- [DIRECTIVE] Restate the records in their entirety, word for word.

══════

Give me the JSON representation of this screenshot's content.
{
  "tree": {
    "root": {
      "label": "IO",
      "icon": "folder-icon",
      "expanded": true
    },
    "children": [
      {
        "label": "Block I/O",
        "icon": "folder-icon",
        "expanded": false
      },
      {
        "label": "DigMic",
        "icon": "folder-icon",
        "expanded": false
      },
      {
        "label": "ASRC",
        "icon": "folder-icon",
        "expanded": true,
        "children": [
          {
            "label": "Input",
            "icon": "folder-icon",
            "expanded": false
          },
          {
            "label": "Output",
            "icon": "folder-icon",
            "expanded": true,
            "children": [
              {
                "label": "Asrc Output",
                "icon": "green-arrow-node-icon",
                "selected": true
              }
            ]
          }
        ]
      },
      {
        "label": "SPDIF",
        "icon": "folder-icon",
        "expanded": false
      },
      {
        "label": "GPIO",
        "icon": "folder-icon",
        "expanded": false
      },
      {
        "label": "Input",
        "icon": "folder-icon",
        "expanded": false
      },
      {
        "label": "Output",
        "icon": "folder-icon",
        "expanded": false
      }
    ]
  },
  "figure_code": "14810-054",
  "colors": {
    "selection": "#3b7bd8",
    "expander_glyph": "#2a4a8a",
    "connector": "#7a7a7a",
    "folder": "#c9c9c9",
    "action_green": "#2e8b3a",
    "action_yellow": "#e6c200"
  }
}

══════

- [SOLUTION]
Give me the JSON representation of this screenshot's content.
{
  "tree": {
    "root": {
      "label": "IO",
      "icon": "folder-icon",
      "expanded": true
    },
    "children": [
      {
        "label": "Block I/O",
        "icon": "folder-icon",
        "expanded": false
      },
      {
        "label": "DigMic",
        "icon": "folder-icon",
        "expanded": false
      },
      {
        "label": "ASRC",
        "icon": "folder-icon",
        "expanded": true,
        "children": [
          {
            "label": "Input",
            "icon": "folder-icon",
            "expanded": false
          },
          {
            "label": "Output",
            "icon": "folder-icon",
            "expanded": true,
            "children": [
              {
                "label": "Asrc Output",
                "icon": "green-arrow-node-icon",
                "selected": true
              }
            ]
          }
        ]
      },
      {
        "label": "SPDIF",
        "icon": "folder-icon",
        "expanded": false
      },
      {
        "label": "GPIO",
        "icon": "folder-icon",
        "expanded": false
      },
      {
        "label": "Input",
        "icon": "folder-icon",
        "expanded": false
      },
      {
        "label": "Output",
        "icon": "folder-icon",
        "expanded": false
      }
    ]
  },
  "figure_code": "14810-054",
  "colors": {
    "selection": "#3b7bd8",
    "expander_glyph": "#2a4a8a",
    "connector": "#7a7a7a",
    "folder": "#c9c9c9",
    "action_green": "#2e8b3a",
    "action_yellow": "#e6c200"
  }
}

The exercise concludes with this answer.